* **Task to complete**: All of the entries need to be written out again, exactly as they are.

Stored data

-- START --

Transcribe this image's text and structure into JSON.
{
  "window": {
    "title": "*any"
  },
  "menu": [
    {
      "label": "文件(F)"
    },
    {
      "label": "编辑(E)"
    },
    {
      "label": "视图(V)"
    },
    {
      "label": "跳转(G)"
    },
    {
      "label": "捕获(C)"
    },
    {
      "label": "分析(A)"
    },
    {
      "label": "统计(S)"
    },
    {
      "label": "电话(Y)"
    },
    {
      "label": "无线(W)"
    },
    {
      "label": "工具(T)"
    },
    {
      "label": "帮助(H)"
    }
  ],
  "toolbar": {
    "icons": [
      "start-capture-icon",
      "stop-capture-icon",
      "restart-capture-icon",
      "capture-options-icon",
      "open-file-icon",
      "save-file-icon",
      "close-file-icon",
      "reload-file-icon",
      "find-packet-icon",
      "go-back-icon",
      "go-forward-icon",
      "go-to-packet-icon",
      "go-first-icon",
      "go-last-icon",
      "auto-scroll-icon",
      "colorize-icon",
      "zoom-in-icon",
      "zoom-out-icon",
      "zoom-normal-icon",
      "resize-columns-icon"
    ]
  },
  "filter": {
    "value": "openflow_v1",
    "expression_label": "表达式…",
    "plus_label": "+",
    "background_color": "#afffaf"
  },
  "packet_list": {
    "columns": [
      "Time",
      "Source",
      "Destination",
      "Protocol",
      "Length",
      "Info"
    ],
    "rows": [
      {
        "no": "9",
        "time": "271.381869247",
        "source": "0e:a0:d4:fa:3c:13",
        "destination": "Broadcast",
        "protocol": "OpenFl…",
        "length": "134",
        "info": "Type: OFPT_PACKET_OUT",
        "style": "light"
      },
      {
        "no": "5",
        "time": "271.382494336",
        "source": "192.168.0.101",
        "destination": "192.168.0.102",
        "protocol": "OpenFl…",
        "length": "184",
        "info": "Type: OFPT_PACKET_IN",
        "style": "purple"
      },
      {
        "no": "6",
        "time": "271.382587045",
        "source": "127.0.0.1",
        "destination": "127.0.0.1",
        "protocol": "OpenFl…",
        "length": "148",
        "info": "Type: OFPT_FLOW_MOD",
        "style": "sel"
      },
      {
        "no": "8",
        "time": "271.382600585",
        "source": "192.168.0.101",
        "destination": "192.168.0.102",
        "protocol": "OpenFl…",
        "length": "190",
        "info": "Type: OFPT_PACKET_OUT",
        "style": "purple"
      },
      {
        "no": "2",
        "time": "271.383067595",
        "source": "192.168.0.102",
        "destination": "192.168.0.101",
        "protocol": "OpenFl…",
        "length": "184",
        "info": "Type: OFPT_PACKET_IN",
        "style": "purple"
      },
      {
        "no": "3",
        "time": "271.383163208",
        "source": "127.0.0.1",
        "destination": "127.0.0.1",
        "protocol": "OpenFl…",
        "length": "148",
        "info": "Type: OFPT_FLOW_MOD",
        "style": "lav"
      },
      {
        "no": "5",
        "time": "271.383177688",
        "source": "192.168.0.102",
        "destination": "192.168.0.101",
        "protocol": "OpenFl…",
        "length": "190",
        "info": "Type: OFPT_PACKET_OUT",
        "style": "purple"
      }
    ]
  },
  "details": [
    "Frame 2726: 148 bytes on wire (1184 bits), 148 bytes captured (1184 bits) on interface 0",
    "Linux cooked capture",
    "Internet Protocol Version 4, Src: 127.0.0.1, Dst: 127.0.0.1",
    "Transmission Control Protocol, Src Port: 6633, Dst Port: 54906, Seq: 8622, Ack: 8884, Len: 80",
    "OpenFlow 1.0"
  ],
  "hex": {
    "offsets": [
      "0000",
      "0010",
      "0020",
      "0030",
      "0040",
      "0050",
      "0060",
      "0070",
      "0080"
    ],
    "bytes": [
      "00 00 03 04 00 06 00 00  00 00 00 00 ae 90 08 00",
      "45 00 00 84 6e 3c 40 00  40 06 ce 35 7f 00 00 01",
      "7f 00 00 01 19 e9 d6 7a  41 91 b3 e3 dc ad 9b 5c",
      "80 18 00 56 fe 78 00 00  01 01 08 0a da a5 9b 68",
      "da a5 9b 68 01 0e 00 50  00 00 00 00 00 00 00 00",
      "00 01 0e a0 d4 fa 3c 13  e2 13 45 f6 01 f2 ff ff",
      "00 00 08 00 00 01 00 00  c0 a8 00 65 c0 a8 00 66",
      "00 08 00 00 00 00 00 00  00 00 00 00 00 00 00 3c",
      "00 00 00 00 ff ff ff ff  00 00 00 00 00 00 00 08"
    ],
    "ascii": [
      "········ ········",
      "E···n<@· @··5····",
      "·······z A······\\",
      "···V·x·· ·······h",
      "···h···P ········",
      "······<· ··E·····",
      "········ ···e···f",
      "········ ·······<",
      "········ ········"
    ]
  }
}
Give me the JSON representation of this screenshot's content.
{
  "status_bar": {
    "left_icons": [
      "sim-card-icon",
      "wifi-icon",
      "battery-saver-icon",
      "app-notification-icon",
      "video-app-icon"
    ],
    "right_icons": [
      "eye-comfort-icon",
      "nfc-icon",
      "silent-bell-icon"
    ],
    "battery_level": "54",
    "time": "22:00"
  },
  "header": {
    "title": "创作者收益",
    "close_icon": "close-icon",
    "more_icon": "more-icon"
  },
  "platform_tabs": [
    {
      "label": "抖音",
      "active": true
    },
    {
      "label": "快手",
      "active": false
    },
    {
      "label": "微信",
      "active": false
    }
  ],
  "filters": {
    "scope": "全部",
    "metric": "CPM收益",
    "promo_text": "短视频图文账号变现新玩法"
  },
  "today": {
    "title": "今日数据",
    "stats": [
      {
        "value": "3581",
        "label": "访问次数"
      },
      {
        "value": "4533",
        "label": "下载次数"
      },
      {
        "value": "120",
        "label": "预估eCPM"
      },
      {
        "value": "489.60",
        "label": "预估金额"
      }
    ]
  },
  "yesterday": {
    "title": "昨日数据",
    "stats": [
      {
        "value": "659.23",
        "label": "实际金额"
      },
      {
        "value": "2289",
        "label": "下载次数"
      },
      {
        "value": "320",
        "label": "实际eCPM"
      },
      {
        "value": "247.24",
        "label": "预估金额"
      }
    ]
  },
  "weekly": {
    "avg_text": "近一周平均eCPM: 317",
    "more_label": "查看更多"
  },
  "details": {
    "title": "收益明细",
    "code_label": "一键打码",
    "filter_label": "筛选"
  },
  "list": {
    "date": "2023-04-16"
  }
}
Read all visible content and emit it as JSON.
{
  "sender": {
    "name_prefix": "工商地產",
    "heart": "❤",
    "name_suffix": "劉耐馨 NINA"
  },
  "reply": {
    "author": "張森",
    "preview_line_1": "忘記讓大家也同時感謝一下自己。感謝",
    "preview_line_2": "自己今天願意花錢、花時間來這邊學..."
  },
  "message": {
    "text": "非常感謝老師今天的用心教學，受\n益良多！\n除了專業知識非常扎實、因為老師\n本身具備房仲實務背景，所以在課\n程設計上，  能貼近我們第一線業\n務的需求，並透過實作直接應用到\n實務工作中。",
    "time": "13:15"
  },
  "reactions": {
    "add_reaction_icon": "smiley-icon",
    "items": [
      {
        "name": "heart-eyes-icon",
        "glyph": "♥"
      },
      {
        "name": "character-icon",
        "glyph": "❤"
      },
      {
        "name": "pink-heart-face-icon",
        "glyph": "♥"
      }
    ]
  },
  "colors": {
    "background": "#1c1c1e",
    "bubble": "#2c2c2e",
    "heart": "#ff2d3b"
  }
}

-- END --

* **Result of this task**:
Transcribe this image's text and structure into JSON.
{
  "window": {
    "title": "*any"
  },
  "menu": [
    {
      "label": "文件(F)"
    },
    {
      "label": "编辑(E)"
    },
    {
      "label": "视图(V)"
    },
    {
      "label": "跳转(G)"
    },
    {
      "label": "捕获(C)"
    },
    {
      "label": "分析(A)"
    },
    {
      "label": "统计(S)"
    },
    {
      "label": "电话(Y)"
    },
    {
      "label": "无线(W)"
    },
    {
      "label": "工具(T)"
    },
    {
      "label": "帮助(H)"
    }
  ],
  "toolbar": {
    "icons": [
      "start-capture-icon",
      "stop-capture-icon",
      "restart-capture-icon",
      "capture-options-icon",
      "open-file-icon",
      "save-file-icon",
      "close-file-icon",
      "reload-file-icon",
      "find-packet-icon",
      "go-back-icon",
      "go-forward-icon",
      "go-to-packet-icon",
      "go-first-icon",
      "go-last-icon",
      "auto-scroll-icon",
      "colorize-icon",
      "zoom-in-icon",
      "zoom-out-icon",
      "zoom-normal-icon",
      "resize-columns-icon"
    ]
  },
  "filter": {
    "value": "openflow_v1",
    "expression_label": "表达式…",
    "plus_label": "+",
    "background_color": "#afffaf"
  },
  "packet_list": {
    "columns": [
      "Time",
      "Source",
      "Destination",
      "Protocol",
      "Length",
      "Info"
    ],
    "rows": [
      {
        "no": "9",
        "time": "271.381869247",
        "source": "0e:a0:d4:fa:3c:13",
        "destination": "Broadcast",
        "protocol": "OpenFl…",
        "length": "134",
        "info": "Type: OFPT_PACKET_OUT",
        "style": "light"
      },
      {
        "no": "5",
        "time": "271.382494336",
        "source": "192.168.0.101",
        "destination": "192.168.0.102",
        "protocol": "OpenFl…",
        "length": "184",
        "info": "Type: OFPT_PACKET_IN",
        "style": "purple"
      },
      {
        "no": "6",
        "time": "271.382587045",
        "source": "127.0.0.1",
        "destination": "127.0.0.1",
        "protocol": "OpenFl…",
        "length": "148",
        "info": "Type: OFPT_FLOW_MOD",
        "style": "sel"
      },
      {
        "no": "8",
        "time": "271.382600585",
        "source": "192.168.0.101",
        "destination": "192.168.0.102",
        "protocol": "OpenFl…",
        "length": "190",
        "info": "Type: OFPT_PACKET_OUT",
        "style": "purple"
      },
      {
        "no": "2",
        "time": "271.383067595",
        "source": "192.168.0.102",
        "destination": "192.168.0.101",
        "protocol": "OpenFl…",
        "length": "184",
        "info": "Type: OFPT_PACKET_IN",
        "style": "purple"
      },
      {
        "no": "3",
        "time": "271.383163208",
        "source": "127.0.0.1",
        "destination": "127.0.0.1",
        "protocol": "OpenFl…",
        "length": "148",
        "info": "Type: OFPT_FLOW_MOD",
        "style": "lav"
      },
      {
        "no": "5",
        "time": "271.383177688",
        "source": "192.168.0.102",
        "destination": "192.168.0.101",
        "protocol": "OpenFl…",
        "length": "190",
        "info": "Type: OFPT_PACKET_OUT",
        "style": "purple"
      }
    ]
  },
  "details": [
    "Frame 2726: 148 bytes on wire (1184 bits), 148 bytes captured (1184 bits) on interface 0",
    "Linux cooked capture",
    "Internet Protocol Version 4, Src: 127.0.0.1, Dst: 127.0.0.1",
    "Transmission Control Protocol, Src Port: 6633, Dst Port: 54906, Seq: 8622, Ack: 8884, Len: 80",
    "OpenFlow 1.0"
  ],
  "hex": {
    "offsets": [
      "0000",
      "0010",
      "0020",
      "0030",
      "0040",
      "0050",
      "0060",
      "0070",
      "0080"
    ],
    "bytes": [
      "00 00 03 04 00 06 00 00  00 00 00 00 ae 90 08 00",
      "45 00 00 84 6e 3c 40 00  40 06 ce 35 7f 00 00 01",
      "7f 00 00 01 19 e9 d6 7a  41 91 b3 e3 dc ad 9b 5c",
      "80 18 00 56 fe 78 00 00  01 01 08 0a da a5 9b 68",
      "da a5 9b 68 01 0e 00 50  00 00 00 00 00 00 00 00",
      "00 01 0e a0 d4 fa 3c 13  e2 13 45 f6 01 f2 ff ff",
      "00 00 08 00 00 01 00 00  c0 a8 00 65 c0 a8 00 66",
      "00 08 00 00 00 00 00 00  00 00 00 00 00 00 00 3c",
      "00 00 00 00 ff ff ff ff  00 00 00 00 00 00 00 08"
    ],
    "ascii": [
      "········ ········",
      "E···n<@· @··5····",
      "·······z A······\\",
      "···V·x·· ·······h",
      "···h···P ········",
      "······<· ··E·····",
      "········ ···e···f",
      "········ ·······<",
      "········ ········"
    ]
  }
}
Give me the JSON representation of this screenshot's content.
{
  "status_bar": {
    "left_icons": [
      "sim-card-icon",
      "wifi-icon",
      "battery-saver-icon",
      "app-notification-icon",
      "video-app-icon"
    ],
    "right_icons": [
      "eye-comfort-icon",
      "nfc-icon",
      "silent-bell-icon"
    ],
    "battery_level": "54",
    "time": "22:00"
  },
  "header": {
    "title": "创作者收益",
    "close_icon": "close-icon",
    "more_icon": "more-icon"
  },
  "platform_tabs": [
    {
      "label": "抖音",
      "active": true
    },
    {
      "label": "快手",
      "active": false
    },
    {
      "label": "微信",
      "active": false
    }
  ],
  "filters": {
    "scope": "全部",
    "metric": "CPM收益",
    "promo_text": "短视频图文账号变现新玩法"
  },
  "today": {
    "title": "今日数据",
    "stats": [
      {
        "value": "3581",
        "label": "访问次数"
      },
      {
        "value": "4533",
        "label": "下载次数"
      },
      {
        "value": "120",
        "label": "预估eCPM"
      },
      {
        "value": "489.60",
        "label": "预估金额"
      }
    ]
  },
  "yesterday": {
    "title": "昨日数据",
    "stats": [
      {
        "value": "659.23",
        "label": "实际金额"
      },
      {
        "value": "2289",
        "label": "下载次数"
      },
      {
        "value": "320",
        "label": "实际eCPM"
      },
      {
        "value": "247.24",
        "label": "预估金额"
      }
    ]
  },
  "weekly": {
    "avg_text": "近一周平均eCPM: 317",
    "more_label": "查看更多"
  },
  "details": {
    "title": "收益明细",
    "code_label": "一键打码",
    "filter_label": "筛选"
  },
  "list": {
    "date": "2023-04-16"
  }
}
Read all visible content and emit it as JSON.
{
  "sender": {
    "name_prefix": "工商地產",
    "heart": "❤",
    "name_suffix": "劉耐馨 NINA"
  },
  "reply": {
    "author": "張森",
    "preview_line_1": "忘記讓大家也同時感謝一下自己。感謝",
    "preview_line_2": "自己今天願意花錢、花時間來這邊學..."
  },
  "message": {
    "text": "非常感謝老師今天的用心教學，受\n益良多！\n除了專業知識非常扎實、因為老師\n本身具備房仲實務背景，所以在課\n程設計上，  能貼近我們第一線業\n務的需求，並透過實作直接應用到\n實務工作中。",
    "time": "13:15"
  },
  "reactions": {
    "add_reaction_icon": "smiley-icon",
    "items": [
      {
        "name": "heart-eyes-icon",
        "glyph": "♥"
      },
      {
        "name": "character-icon",
        "glyph": "❤"
      },
      {
        "name": "pink-heart-face-icon",
        "glyph": "♥"
      }
    ]
  },
  "colors": {
    "background": "#1c1c1e",
    "bubble": "#2c2c2e",
    "heart": "#ff2d3b"
  }
}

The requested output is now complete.